- _Description of the task_: Print the data that follows exactly.

- _Supplied records_:
—————

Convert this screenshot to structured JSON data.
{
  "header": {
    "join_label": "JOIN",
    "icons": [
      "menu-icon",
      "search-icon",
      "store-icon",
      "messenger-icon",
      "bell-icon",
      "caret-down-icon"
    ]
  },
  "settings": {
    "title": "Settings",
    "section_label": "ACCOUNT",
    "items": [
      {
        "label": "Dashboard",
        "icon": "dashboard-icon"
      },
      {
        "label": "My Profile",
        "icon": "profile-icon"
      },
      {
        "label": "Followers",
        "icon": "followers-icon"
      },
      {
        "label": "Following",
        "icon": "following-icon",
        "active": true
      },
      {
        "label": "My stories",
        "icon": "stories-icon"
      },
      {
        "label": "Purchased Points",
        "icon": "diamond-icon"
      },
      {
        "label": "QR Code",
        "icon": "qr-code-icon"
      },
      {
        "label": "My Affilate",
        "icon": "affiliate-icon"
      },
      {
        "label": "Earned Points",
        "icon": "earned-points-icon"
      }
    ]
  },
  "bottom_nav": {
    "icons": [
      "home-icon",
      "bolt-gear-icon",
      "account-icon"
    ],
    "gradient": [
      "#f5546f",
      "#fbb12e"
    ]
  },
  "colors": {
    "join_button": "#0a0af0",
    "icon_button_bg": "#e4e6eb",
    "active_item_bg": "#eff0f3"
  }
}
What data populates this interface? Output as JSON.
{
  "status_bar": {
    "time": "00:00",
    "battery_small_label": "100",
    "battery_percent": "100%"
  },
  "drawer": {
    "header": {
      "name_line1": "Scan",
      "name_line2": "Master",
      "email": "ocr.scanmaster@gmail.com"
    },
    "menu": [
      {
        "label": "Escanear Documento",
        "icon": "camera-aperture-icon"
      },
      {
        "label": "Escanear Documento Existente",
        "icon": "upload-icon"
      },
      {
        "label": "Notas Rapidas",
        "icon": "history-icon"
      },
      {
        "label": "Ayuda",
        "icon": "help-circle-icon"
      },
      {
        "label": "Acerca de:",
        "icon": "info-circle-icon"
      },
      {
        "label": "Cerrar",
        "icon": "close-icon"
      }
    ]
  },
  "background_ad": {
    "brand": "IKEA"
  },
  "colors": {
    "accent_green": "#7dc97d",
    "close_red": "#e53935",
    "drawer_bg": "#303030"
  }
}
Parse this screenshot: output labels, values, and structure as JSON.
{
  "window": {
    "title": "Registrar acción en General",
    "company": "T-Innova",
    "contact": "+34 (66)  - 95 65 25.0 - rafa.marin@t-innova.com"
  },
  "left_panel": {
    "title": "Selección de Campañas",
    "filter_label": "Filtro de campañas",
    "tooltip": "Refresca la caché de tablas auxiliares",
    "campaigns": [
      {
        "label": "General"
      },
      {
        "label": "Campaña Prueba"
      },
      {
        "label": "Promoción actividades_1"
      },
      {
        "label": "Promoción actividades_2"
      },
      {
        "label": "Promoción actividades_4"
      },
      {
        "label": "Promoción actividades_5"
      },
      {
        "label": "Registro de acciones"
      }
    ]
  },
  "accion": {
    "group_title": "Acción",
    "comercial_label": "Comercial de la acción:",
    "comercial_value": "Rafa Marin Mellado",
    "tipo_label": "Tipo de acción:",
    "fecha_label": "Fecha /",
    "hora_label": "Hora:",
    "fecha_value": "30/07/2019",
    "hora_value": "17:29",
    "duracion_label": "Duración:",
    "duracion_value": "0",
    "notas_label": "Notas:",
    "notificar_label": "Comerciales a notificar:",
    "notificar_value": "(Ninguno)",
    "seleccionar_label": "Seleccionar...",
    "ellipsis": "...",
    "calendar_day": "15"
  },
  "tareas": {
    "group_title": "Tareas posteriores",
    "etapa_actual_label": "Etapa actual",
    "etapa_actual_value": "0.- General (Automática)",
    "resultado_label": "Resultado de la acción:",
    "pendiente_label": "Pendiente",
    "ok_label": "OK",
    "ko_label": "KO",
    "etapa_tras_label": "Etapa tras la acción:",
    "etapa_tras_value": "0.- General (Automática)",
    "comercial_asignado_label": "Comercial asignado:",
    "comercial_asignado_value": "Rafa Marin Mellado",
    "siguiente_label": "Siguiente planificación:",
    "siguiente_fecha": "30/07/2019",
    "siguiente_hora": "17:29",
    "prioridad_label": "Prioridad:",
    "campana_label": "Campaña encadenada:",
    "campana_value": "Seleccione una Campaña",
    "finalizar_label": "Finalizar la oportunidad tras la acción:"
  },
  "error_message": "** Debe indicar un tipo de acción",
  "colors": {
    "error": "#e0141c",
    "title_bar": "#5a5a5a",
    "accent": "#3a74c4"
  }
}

—————

- _Expected answer_:
Convert this screenshot to structured JSON data.
{
  "header": {
    "join_label": "JOIN",
    "icons": [
      "menu-icon",
      "search-icon",
      "store-icon",
      "messenger-icon",
      "bell-icon",
      "caret-down-icon"
    ]
  },
  "settings": {
    "title": "Settings",
    "section_label": "ACCOUNT",
    "items": [
      {
        "label": "Dashboard",
        "icon": "dashboard-icon"
      },
      {
        "label": "My Profile",
        "icon": "profile-icon"
      },
      {
        "label": "Followers",
        "icon": "followers-icon"
      },
      {
        "label": "Following",
        "icon": "following-icon",
        "active": true
      },
      {
        "label": "My stories",
        "icon": "stories-icon"
      },
      {
        "label": "Purchased Points",
        "icon": "diamond-icon"
      },
      {
        "label": "QR Code",
        "icon": "qr-code-icon"
      },
      {
        "label": "My Affilate",
        "icon": "affiliate-icon"
      },
      {
        "label": "Earned Points",
        "icon": "earned-points-icon"
      }
    ]
  },
  "bottom_nav": {
    "icons": [
      "home-icon",
      "bolt-gear-icon",
      "account-icon"
    ],
    "gradient": [
      "#f5546f",
      "#fbb12e"
    ]
  },
  "colors": {
    "join_button": "#0a0af0",
    "icon_button_bg": "#e4e6eb",
    "active_item_bg": "#eff0f3"
  }
}
What data populates this interface? Output as JSON.
{
  "status_bar": {
    "time": "00:00",
    "battery_small_label": "100",
    "battery_percent": "100%"
  },
  "drawer": {
    "header": {
      "name_line1": "Scan",
      "name_line2": "Master",
      "email": "ocr.scanmaster@gmail.com"
    },
    "menu": [
      {
        "label": "Escanear Documento",
        "icon": "camera-aperture-icon"
      },
      {
        "label": "Escanear Documento Existente",
        "icon": "upload-icon"
      },
      {
        "label": "Notas Rapidas",
        "icon": "history-icon"
      },
      {
        "label": "Ayuda",
        "icon": "help-circle-icon"
      },
      {
        "label": "Acerca de:",
        "icon": "info-circle-icon"
      },
      {
        "label": "Cerrar",
        "icon": "close-icon"
      }
    ]
  },
  "background_ad": {
    "brand": "IKEA"
  },
  "colors": {
    "accent_green": "#7dc97d",
    "close_red": "#e53935",
    "drawer_bg": "#303030"
  }
}
Parse this screenshot: output labels, values, and structure as JSON.
{
  "window": {
    "title": "Registrar acción en General",
    "company": "T-Innova",
    "contact": "+34 (66)  - 95 65 25.0 - rafa.marin@t-innova.com"
  },
  "left_panel": {
    "title": "Selección de Campañas",
    "filter_label": "Filtro de campañas",
    "tooltip": "Refresca la caché de tablas auxiliares",
    "campaigns": [
      {
        "label": "General"
      },
      {
        "label": "Campaña Prueba"
      },
      {
        "label": "Promoción actividades_1"
      },
      {
        "label": "Promoción actividades_2"
      },
      {
        "label": "Promoción actividades_4"
      },
      {
        "label": "Promoción actividades_5"
      },
      {
        "label": "Registro de acciones"
      }
    ]
  },
  "accion": {
    "group_title": "Acción",
    "comercial_label": "Comercial de la acción:",
    "comercial_value": "Rafa Marin Mellado",
    "tipo_label": "Tipo de acción:",
    "fecha_label": "Fecha /",
    "hora_label": "Hora:",
    "fecha_value": "30/07/2019",
    "hora_value": "17:29",
    "duracion_label": "Duración:",
    "duracion_value": "0",
    "notas_label": "Notas:",
    "notificar_label": "Comerciales a notificar:",
    "notificar_value": "(Ninguno)",
    "seleccionar_label": "Seleccionar...",
    "ellipsis": "...",
    "calendar_day": "15"
  },
  "tareas": {
    "group_title": "Tareas posteriores",
    "etapa_actual_label": "Etapa actual",
    "etapa_actual_value": "0.- General (Automática)",
    "resultado_label": "Resultado de la acción:",
    "pendiente_label": "Pendiente",
    "ok_label": "OK",
    "ko_label": "KO",
    "etapa_tras_label": "Etapa tras la acción:",
    "etapa_tras_value": "0.- General (Automática)",
    "comercial_asignado_label": "Comercial asignado:",
    "comercial_asignado_value": "Rafa Marin Mellado",
    "siguiente_label": "Siguiente planificación:",
    "siguiente_fecha": "30/07/2019",
    "siguiente_hora": "17:29",
    "prioridad_label": "Prioridad:",
    "campana_label": "Campaña encadenada:",
    "campana_value": "Seleccione una Campaña",
    "finalizar_label": "Finalizar la oportunidad tras la acción:"
  },
  "error_message": "** Debe indicar un tipo de acción",
  "colors": {
    "error": "#e0141c",
    "title_bar": "#5a5a5a",
    "accent": "#3a74c4"
  }
}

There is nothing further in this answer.